Dataset rows about figures:
======
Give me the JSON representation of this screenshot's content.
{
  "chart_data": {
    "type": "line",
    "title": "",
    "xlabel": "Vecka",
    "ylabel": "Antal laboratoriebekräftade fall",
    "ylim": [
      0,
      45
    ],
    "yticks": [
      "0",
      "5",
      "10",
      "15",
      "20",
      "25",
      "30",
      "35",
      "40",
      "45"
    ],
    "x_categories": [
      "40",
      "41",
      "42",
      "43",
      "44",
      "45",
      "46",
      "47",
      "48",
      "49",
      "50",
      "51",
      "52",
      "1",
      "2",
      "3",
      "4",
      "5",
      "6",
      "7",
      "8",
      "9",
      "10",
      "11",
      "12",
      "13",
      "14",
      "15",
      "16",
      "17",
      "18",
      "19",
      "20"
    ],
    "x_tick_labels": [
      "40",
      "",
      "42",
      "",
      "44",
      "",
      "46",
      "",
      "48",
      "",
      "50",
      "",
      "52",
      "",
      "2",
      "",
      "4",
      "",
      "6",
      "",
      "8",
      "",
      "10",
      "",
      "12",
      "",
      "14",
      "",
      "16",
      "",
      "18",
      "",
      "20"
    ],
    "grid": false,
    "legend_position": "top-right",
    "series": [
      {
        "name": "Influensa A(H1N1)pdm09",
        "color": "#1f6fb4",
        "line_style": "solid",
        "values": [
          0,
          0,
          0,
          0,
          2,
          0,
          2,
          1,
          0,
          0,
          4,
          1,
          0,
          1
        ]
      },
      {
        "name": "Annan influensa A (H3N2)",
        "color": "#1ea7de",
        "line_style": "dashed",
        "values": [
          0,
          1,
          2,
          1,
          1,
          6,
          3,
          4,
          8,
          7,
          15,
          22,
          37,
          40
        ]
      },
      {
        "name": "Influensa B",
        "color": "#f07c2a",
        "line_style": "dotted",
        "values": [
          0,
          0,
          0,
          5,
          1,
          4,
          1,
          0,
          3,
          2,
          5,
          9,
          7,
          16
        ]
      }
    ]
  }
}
======
Repeat each record exactly. Omit nothing.

Give me the JSON representation of this screenshot's content.
{
  "chart_data": {
    "type": "line",
    "title": "",
    "xlabel": "Vecka",
    "ylabel": "Antal laboratoriebekräftade fall",
    "ylim": [
      0,
      45
    ],
    "yticks": [
      "0",
      "5",
      "10",
      "15",
      "20",
      "25",
      "30",
      "35",
      "40",
      "45"
    ],
    "x_categories": [
      "40",
      "41",
      "42",
      "43",
      "44",
      "45",
      "46",
      "47",
      "48",
      "49",
      "50",
      "51",
      "52",
      "1",
      "2",
      "3",
      "4",
      "5",
      "6",
      "7",
      "8",
      "9",
      "10",
      "11",
      "12",
      "13",
      "14",
      "15",
      "16",
      "17",
      "18",
      "19",
      "20"
    ],
    "x_tick_labels": [
      "40",
      "",
      "42",
      "",
      "44",
      "",
      "46",
      "",
      "48",
      "",
      "50",
      "",
      "52",
      "",
      "2",
      "",
      "4",
      "",
      "6",
      "",
      "8",
      "",
      "10",
      "",
      "12",
      "",
      "14",
      "",
      "16",
      "",
      "18",
      "",
      "20"
    ],
    "grid": false,
    "legend_position": "top-right",
    "series": [
      {
        "name": "Influensa A(H1N1)pdm09",
        "color": "#1f6fb4",
        "line_style": "solid",
        "values": [
          0,
          0,
          0,
          0,
          2,
          0,
          2,
          1,
          0,
          0,
          4,
          1,
          0,
          1
        ]
      },
      {
        "name": "Annan influensa A (H3N2)",
        "color": "#1ea7de",
        "line_style": "dashed",
        "values": [
          0,
          1,
          2,
          1,
          1,
          6,
          3,
          4,
          8,
          7,
          15,
          22,
          37,
          40
        ]
      },
      {
        "name": "Influensa B",
        "color": "#f07c2a",
        "line_style": "dotted",
        "values": [
          0,
          0,
          0,
          5,
          1,
          4,
          1,
          0,
          3,
          2,
          5,
          9,
          7,
          16
        ]
      }
    ]
  }
}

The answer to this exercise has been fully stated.